### Task directions
Transcribe the records below exactly.

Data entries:
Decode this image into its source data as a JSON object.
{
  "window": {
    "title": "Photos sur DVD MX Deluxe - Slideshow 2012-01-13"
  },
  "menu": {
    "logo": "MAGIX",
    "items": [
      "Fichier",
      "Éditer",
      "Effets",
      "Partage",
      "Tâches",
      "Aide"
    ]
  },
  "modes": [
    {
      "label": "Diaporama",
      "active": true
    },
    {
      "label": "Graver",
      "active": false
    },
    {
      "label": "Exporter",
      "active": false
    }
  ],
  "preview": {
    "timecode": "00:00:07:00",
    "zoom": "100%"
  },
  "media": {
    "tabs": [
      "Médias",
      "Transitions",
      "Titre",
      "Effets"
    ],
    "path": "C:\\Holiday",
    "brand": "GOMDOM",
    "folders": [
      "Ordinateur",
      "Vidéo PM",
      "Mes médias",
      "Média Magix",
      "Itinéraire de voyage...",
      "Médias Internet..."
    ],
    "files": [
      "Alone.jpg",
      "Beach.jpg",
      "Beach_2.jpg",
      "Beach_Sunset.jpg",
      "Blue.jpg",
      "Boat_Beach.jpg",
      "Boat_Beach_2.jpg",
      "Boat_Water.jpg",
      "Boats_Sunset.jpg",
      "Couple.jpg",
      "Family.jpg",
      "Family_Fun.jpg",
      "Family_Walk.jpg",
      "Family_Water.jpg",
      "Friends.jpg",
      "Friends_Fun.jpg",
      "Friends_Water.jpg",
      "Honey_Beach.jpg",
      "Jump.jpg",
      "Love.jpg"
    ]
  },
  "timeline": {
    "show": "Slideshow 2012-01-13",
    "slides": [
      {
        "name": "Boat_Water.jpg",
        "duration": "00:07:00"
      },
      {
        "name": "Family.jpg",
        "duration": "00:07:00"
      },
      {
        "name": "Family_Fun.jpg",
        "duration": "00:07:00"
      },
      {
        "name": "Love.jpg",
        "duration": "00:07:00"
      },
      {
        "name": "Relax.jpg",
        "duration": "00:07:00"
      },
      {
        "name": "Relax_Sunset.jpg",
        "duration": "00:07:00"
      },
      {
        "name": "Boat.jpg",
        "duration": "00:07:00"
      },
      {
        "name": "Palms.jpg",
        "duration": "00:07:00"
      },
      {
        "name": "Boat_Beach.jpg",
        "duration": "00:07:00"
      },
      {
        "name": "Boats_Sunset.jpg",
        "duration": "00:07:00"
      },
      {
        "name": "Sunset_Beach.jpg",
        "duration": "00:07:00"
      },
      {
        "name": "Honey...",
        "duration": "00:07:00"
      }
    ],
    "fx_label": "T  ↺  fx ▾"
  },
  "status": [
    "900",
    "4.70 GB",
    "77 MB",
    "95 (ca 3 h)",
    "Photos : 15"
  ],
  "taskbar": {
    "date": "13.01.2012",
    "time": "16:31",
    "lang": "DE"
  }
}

### The response
Decode this image into its source data as a JSON object.
{
  "window": {
    "title": "Photos sur DVD MX Deluxe - Slideshow 2012-01-13"
  },
  "menu": {
    "logo": "MAGIX",
    "items": [
      "Fichier",
      "Éditer",
      "Effets",
      "Partage",
      "Tâches",
      "Aide"
    ]
  },
  "modes": [
    {
      "label": "Diaporama",
      "active": true
    },
    {
      "label": "Graver",
      "active": false
    },
    {
      "label": "Exporter",
      "active": false
    }
  ],
  "preview": {
    "timecode": "00:00:07:00",
    "zoom": "100%"
  },
  "media": {
    "tabs": [
      "Médias",
      "Transitions",
      "Titre",
      "Effets"
    ],
    "path": "C:\\Holiday",
    "brand": "GOMDOM",
    "folders": [
      "Ordinateur",
      "Vidéo PM",
      "Mes médias",
      "Média Magix",
      "Itinéraire de voyage...",
      "Médias Internet..."
    ],
    "files": [
      "Alone.jpg",
      "Beach.jpg",
      "Beach_2.jpg",
      "Beach_Sunset.jpg",
      "Blue.jpg",
      "Boat_Beach.jpg",
      "Boat_Beach_2.jpg",
      "Boat_Water.jpg",
      "Boats_Sunset.jpg",
      "Couple.jpg",
      "Family.jpg",
      "Family_Fun.jpg",
      "Family_Walk.jpg",
      "Family_Water.jpg",
      "Friends.jpg",
      "Friends_Fun.jpg",
      "Friends_Water.jpg",
      "Honey_Beach.jpg",
      "Jump.jpg",
      "Love.jpg"
    ]
  },
  "timeline": {
    "show": "Slideshow 2012-01-13",
    "slides": [
      {
        "name": "Boat_Water.jpg",
        "duration": "00:07:00"
      },
      {
        "name": "Family.jpg",
        "duration": "00:07:00"
      },
      {
        "name": "Family_Fun.jpg",
        "duration": "00:07:00"
      },
      {
        "name": "Love.jpg",
        "duration": "00:07:00"
      },
      {
        "name": "Relax.jpg",
        "duration": "00:07:00"
      },
      {
        "name": "Relax_Sunset.jpg",
        "duration": "00:07:00"
      },
      {
        "name": "Boat.jpg",
        "duration": "00:07:00"
      },
      {
        "name": "Palms.jpg",
        "duration": "00:07:00"
      },
      {
        "name": "Boat_Beach.jpg",
        "duration": "00:07:00"
      },
      {
        "name": "Boats_Sunset.jpg",
        "duration": "00:07:00"
      },
      {
        "name": "Sunset_Beach.jpg",
        "duration": "00:07:00"
      },
      {
        "name": "Honey...",
        "duration": "00:07:00"
      }
    ],
    "fx_label": "T  ↺  fx ▾"
  },
  "status": [
    "900",
    "4.70 GB",
    "77 MB",
    "95 (ca 3 h)",
    "Photos : 15"
  ],
  "taskbar": {
    "date": "13.01.2012",
    "time": "16:31",
    "lang": "DE"
  }
}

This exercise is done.